> _Records to use_
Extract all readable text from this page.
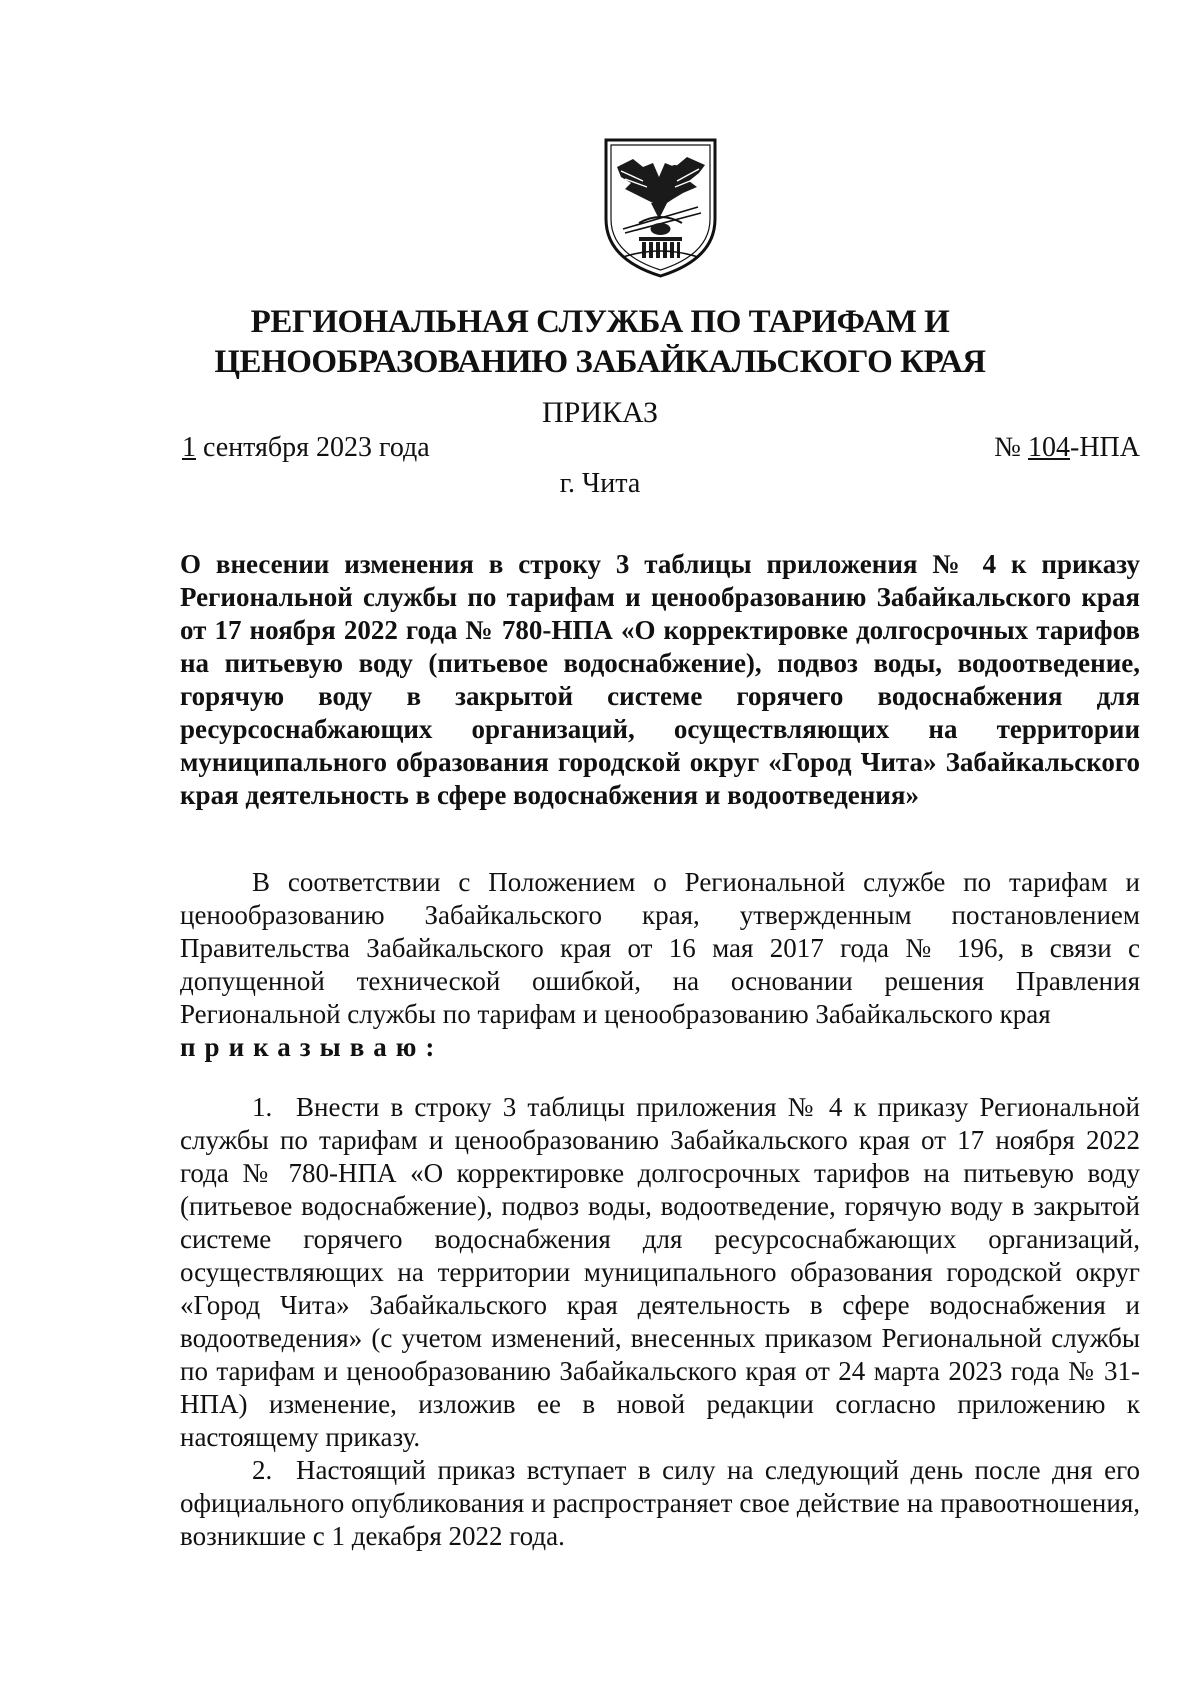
РЕГИОНАЛЬНАЯ СЛУЖБА ПО ТАРИФАМ И
ЦЕНООБРАЗОВАНИЮ ЗАБАЙКАЛЬСКОГО КРАЯ
ПРИКАЗ
1 сентября 2023 года	№ 104-НПА
г. Чита
О внесении изменения в строку 3 таблицы приложения № 4 к приказу Региональной службы по тарифам и ценообразованию Забайкальского края от 17 ноября 2022 года № 780-НПА «О корректировке долгосрочных тарифов на питьевую воду (питьевое водоснабжение), подвоз воды, водоотведение, горячую воду в закрытой системе горячего водоснабжения для ресурсоснабжающих организаций, осуществляющих на территории муниципального образования городской округ «Город Чита» Забайкальского края деятельность в сфере водоснабжения и водоотведения»
В соответствии с Положением о Региональной службе по тарифам и ценообразованию Забайкальского края, утвержденным постановлением Правительства Забайкальского края от 16 мая 2017 года № 196, в связи с допущенной технической ошибкой, на основании решения Правления Региональной службы по тарифам и ценообразованию Забайкальского края
приказываю:

1. Внести в строку 3 таблицы приложения № 4 к приказу Региональной службы по тарифам и ценообразованию Забайкальского края от 17 ноября 2022 года № 780-НПА «О корректировке долгосрочных тарифов на питьевую воду (питьевое водоснабжение), подвоз воды, водоотведение, горячую воду в закрытой системе горячего водоснабжения для ресурсоснабжающих организаций, осуществляющих на территории муниципального образования городской округ «Город Чита» Забайкальского края деятельность в сфере водоснабжения и водоотведения» (с учетом изменений, внесенных приказом Региональной службы по тарифам и ценообразованию Забайкальского края от 24 марта 2023 года № 31-НПА) изменение, изложив ее в новой редакции согласно приложению к настоящему приказу.

2. Настоящий приказ вступает в силу на следующий день после дня его официального опубликования и распространяет свое действие на правоотношения, возникшие с 1 декабря 2022 года.
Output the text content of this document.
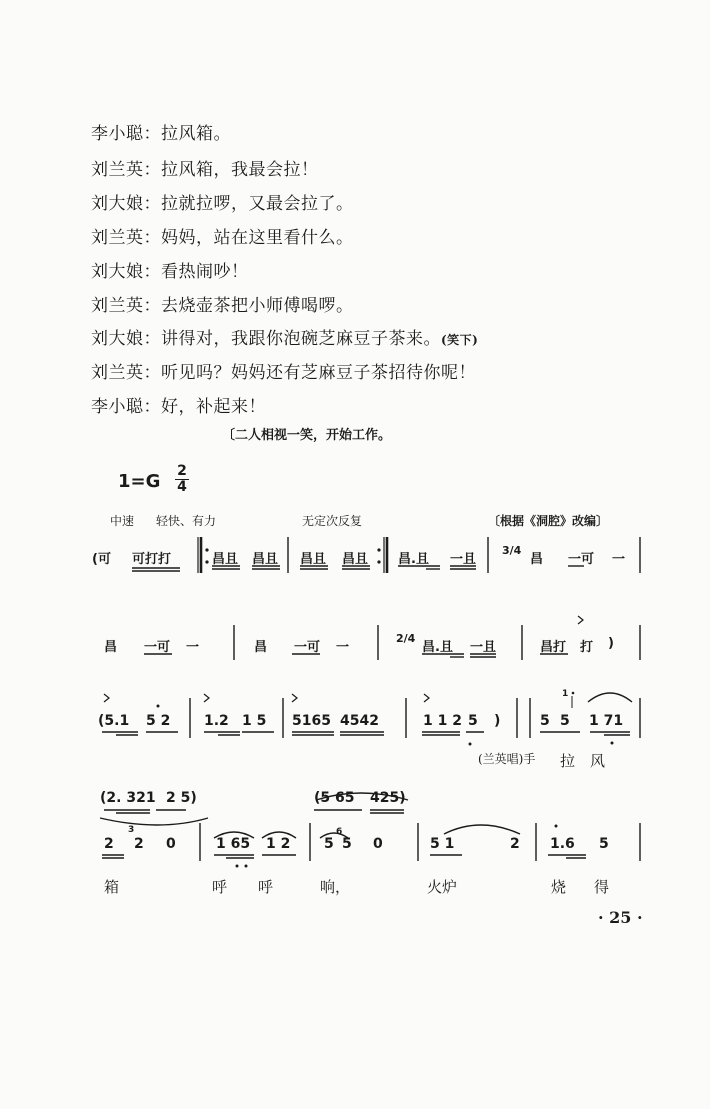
李小聪：拉风箱。
刘兰英：拉风箱，我最会拉！
刘大娘：拉就拉啰，又最会拉了。
刘兰英：妈妈，站在这里看什么。
刘大娘：看热闹吵！
刘兰英：去烧壶茶把小师傅喝啰。
刘大娘：讲得对，我跟你泡碗芝麻豆子茶来。(笑下)
刘兰英：听见吗？妈妈还有芝麻豆子茶招待你呢！
李小聪：好，补起来！
〔二人相视一笑，开始工作。
1=G 2
4
中速 轻快、有力	无定次反复	〔根据《洞腔》改编〕
(可 可打打	昌且 昌且 昌且 昌且 昌.且 一且
3/4
昌 一可 一
昌 一可 一	昌 一可 一
2/4
昌.且 一且	昌打 打 )
(5.1 5 2 1.2 1 5 5165 4542	1 1 2 5 )	5 5 1 71
(兰英唱)手 拉 风
(2. 321 2 5)	(5 65 425)
2 2 0	1 65 1 2 5 5 0	5 1	2 1.6 5
箱	呼 呼	响，	火炉	烧 得
· 25 ·
3	6
1
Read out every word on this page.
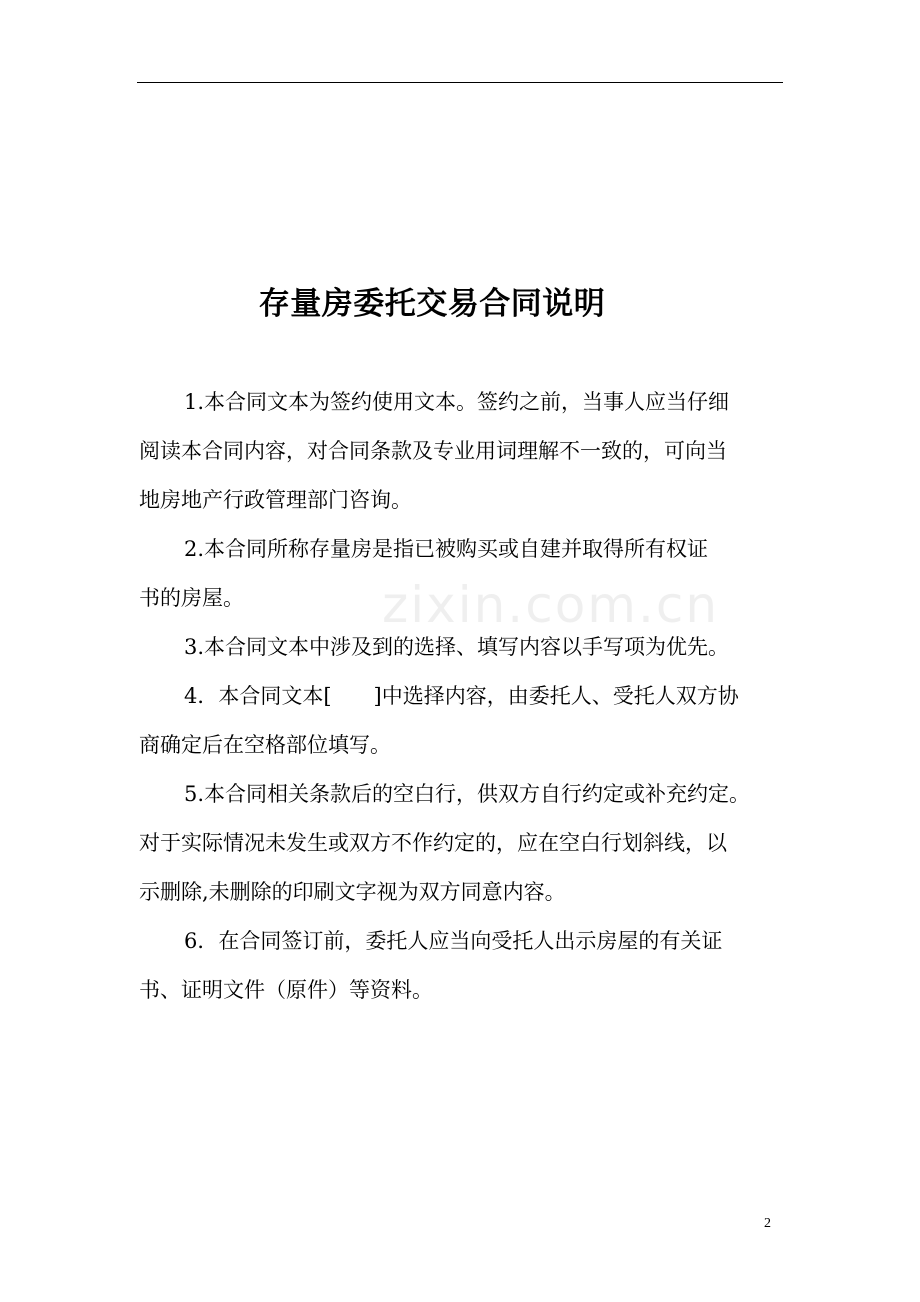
存量房委托交易合同说明
zixin.com.cn

1.本合同文本为签约使用文本。签约之前，当事人应当仔细
阅读本合同内容，对合同条款及专业用词理解不一致的，可向当
地房地产行政管理部门咨询。

2.本合同所称存量房是指已被购买或自建并取得所有权证
书的房屋。

3.本合同文本中涉及到的选择、填写内容以手写项为优先。

4．本合同文本[　　]中选择内容，由委托人、受托人双方协
商确定后在空格部位填写。

5.本合同相关条款后的空白行，供双方自行约定或补充约定。
对于实际情况未发生或双方不作约定的，应在空白行划斜线，以
示删除,未删除的印刷文字视为双方同意内容。

6．在合同签订前，委托人应当向受托人出示房屋的有关证
书、证明文件（原件）等资料。

2
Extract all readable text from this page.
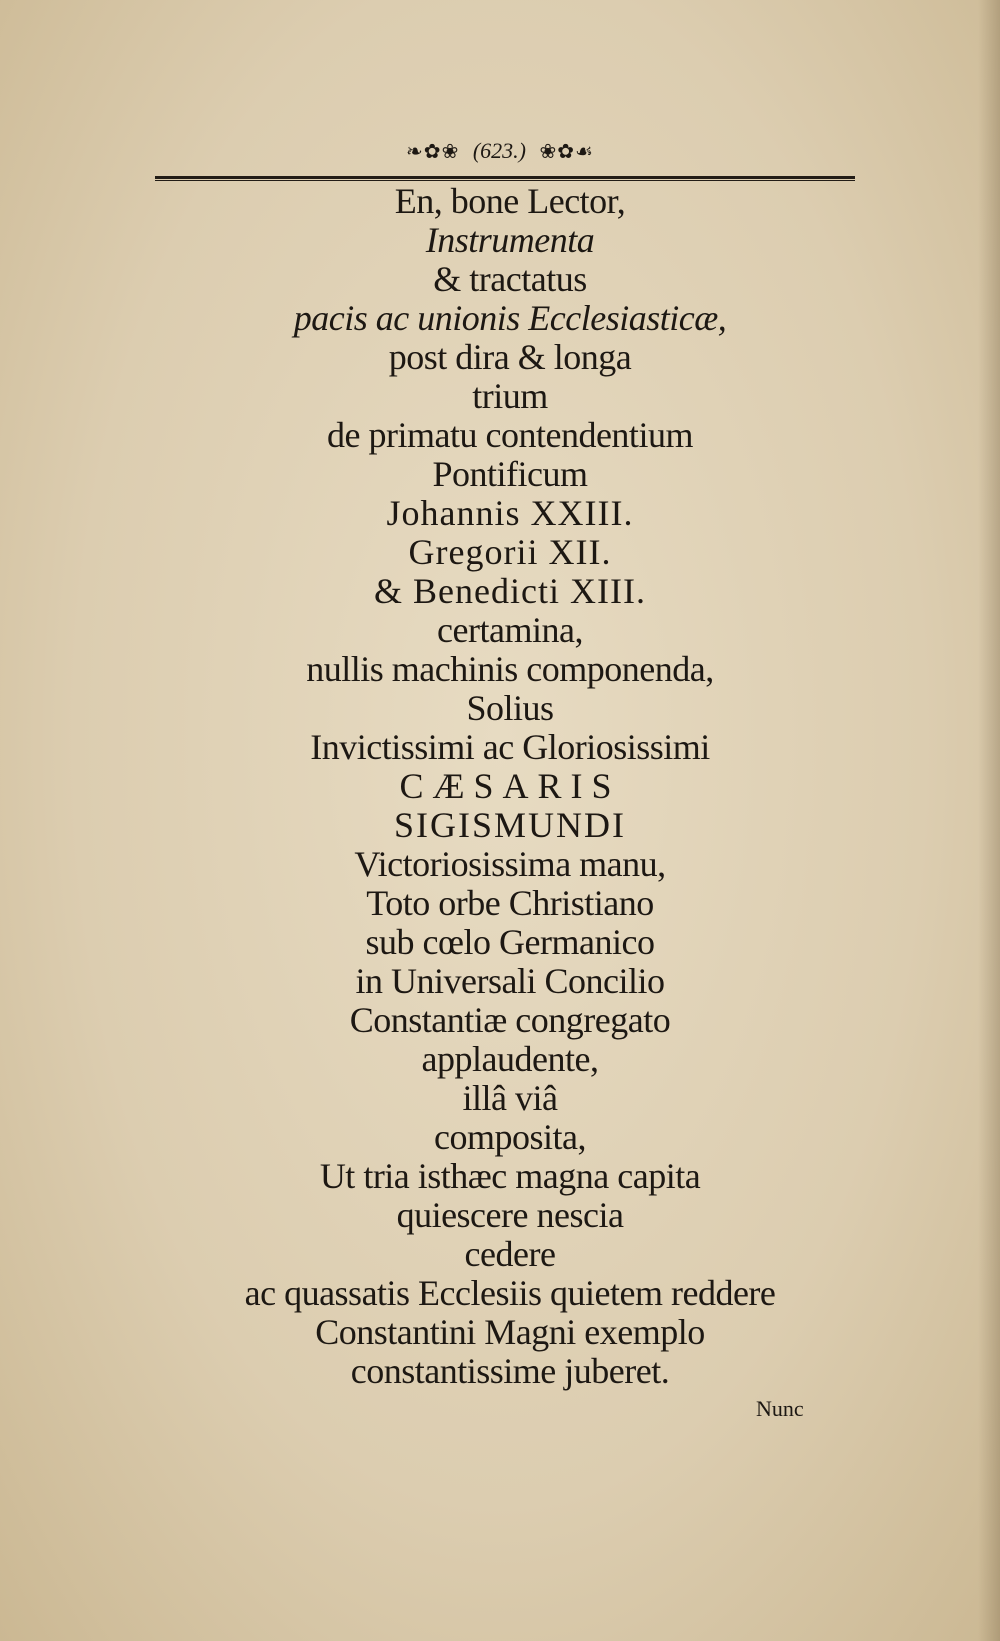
❧✿❀ (623.) ❀✿☙
En, bone Lector,
Instrumenta
& tractatus
pacis ac unionis Ecclesiasticæ,
post dira & longa
trium
de primatu contendentium
Pontificum
Johannis XXIII.
Gregorii XII.
& Benedicti XIII.
certamina,
nullis machinis componenda,
Solius
Invictissimi ac Gloriosissimi
CÆSARIS
SIGISMUNDI
Victoriosissima manu,
Toto orbe Christiano
sub cœlo Germanico
in Universali Concilio
Constantiæ congregato
applaudente,
illâ viâ
composita,
Ut tria isthæc magna capita
quiescere nescia
cedere
ac quassatis Ecclesiis quietem reddere
Constantini Magni exemplo
constantissime juberet.
Nunc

> _What you will do_
Extract the full listing exactly, with the pictures left out.

> _Answer for this exercise_
Extract all readable text from this page.
РЕГИОНАЛЬНАЯ СЛУЖБА ПО ТАРИФАМ И
ЦЕНООБРАЗОВАНИЮ ЗАБАЙКАЛЬСКОГО КРАЯ
ПРИКАЗ
1 сентября 2023 года	№ 104-НПА
г. Чита
О внесении изменения в строку 3 таблицы приложения № 4 к приказу Региональной службы по тарифам и ценообразованию Забайкальского края от 17 ноября 2022 года № 780-НПА «О корректировке долгосрочных тарифов на питьевую воду (питьевое водоснабжение), подвоз воды, водоотведение, горячую воду в закрытой системе горячего водоснабжения для ресурсоснабжающих организаций, осуществляющих на территории муниципального образования городской округ «Город Чита» Забайкальского края деятельность в сфере водоснабжения и водоотведения»
В соответствии с Положением о Региональной службе по тарифам и ценообразованию Забайкальского края, утвержденным постановлением Правительства Забайкальского края от 16 мая 2017 года № 196, в связи с допущенной технической ошибкой, на основании решения Правления Региональной службы по тарифам и ценообразованию Забайкальского края
приказываю:

1. Внести в строку 3 таблицы приложения № 4 к приказу Региональной службы по тарифам и ценообразованию Забайкальского края от 17 ноября 2022 года № 780-НПА «О корректировке долгосрочных тарифов на питьевую воду (питьевое водоснабжение), подвоз воды, водоотведение, горячую воду в закрытой системе горячего водоснабжения для ресурсоснабжающих организаций, осуществляющих на территории муниципального образования городской округ «Город Чита» Забайкальского края деятельность в сфере водоснабжения и водоотведения» (с учетом изменений, внесенных приказом Региональной службы по тарифам и ценообразованию Забайкальского края от 24 марта 2023 года № 31-НПА) изменение, изложив ее в новой редакции согласно приложению к настоящему приказу.

2. Настоящий приказ вступает в силу на следующий день после дня его официального опубликования и распространяет свое действие на правоотношения, возникшие с 1 декабря 2022 года.
Output the text content of this document.
李小聪：拉风箱。
刘兰英：拉风箱，我最会拉！
刘大娘：拉就拉啰，又最会拉了。
刘兰英：妈妈，站在这里看什么。
刘大娘：看热闹吵！
刘兰英：去烧壶茶把小师傅喝啰。
刘大娘：讲得对，我跟你泡碗芝麻豆子茶来。(笑下)
刘兰英：听见吗？妈妈还有芝麻豆子茶招待你呢！
李小聪：好，补起来！
〔二人相视一笑，开始工作。
1=G 2
4
中速 轻快、有力	无定次反复	〔根据《洞腔》改编〕
(可 可打打	昌且 昌且 昌且 昌且 昌.且 一且
3/4
昌 一可 一
昌 一可 一	昌 一可 一
2/4
昌.且 一且	昌打 打 )
(5.1 5 2 1.2 1 5 5165 4542	1 1 2 5 )	5 5 1 71
(兰英唱)手 拉 风
(2. 321 2 5)	(5 65 425)
2 2 0	1 65 1 2 5 5 0	5 1	2 1.6 5
箱	呼 呼	响，	火炉	烧 得
· 25 ·
3	6
1
Read out every word on this page.
存量房委托交易合同说明
zixin.com.cn

1.本合同文本为签约使用文本。签约之前，当事人应当仔细
阅读本合同内容，对合同条款及专业用词理解不一致的，可向当
地房地产行政管理部门咨询。

2.本合同所称存量房是指已被购买或自建并取得所有权证
书的房屋。

3.本合同文本中涉及到的选择、填写内容以手写项为优先。

4．本合同文本[　　]中选择内容，由委托人、受托人双方协
商确定后在空格部位填写。

5.本合同相关条款后的空白行，供双方自行约定或补充约定。
对于实际情况未发生或双方不作约定的，应在空白行划斜线，以
示删除,未删除的印刷文字视为双方同意内容。

6．在合同签订前，委托人应当向受托人出示房屋的有关证
书、证明文件（原件）等资料。

2
Extract all readable text from this page.
❧✿❀ (623.) ❀✿☙
En, bone Lector,
Instrumenta
& tractatus
pacis ac unionis Ecclesiasticæ,
post dira & longa
trium
de primatu contendentium
Pontificum
Johannis XXIII.
Gregorii XII.
& Benedicti XIII.
certamina,
nullis machinis componenda,
Solius
Invictissimi ac Gloriosissimi
CÆSARIS
SIGISMUNDI
Victoriosissima manu,
Toto orbe Christiano
sub cœlo Germanico
in Universali Concilio
Constantiæ congregato
applaudente,
illâ viâ
composita,
Ut tria isthæc magna capita
quiescere nescia
cedere
ac quassatis Ecclesiis quietem reddere
Constantini Magni exemplo
constantissime juberet.
Nunc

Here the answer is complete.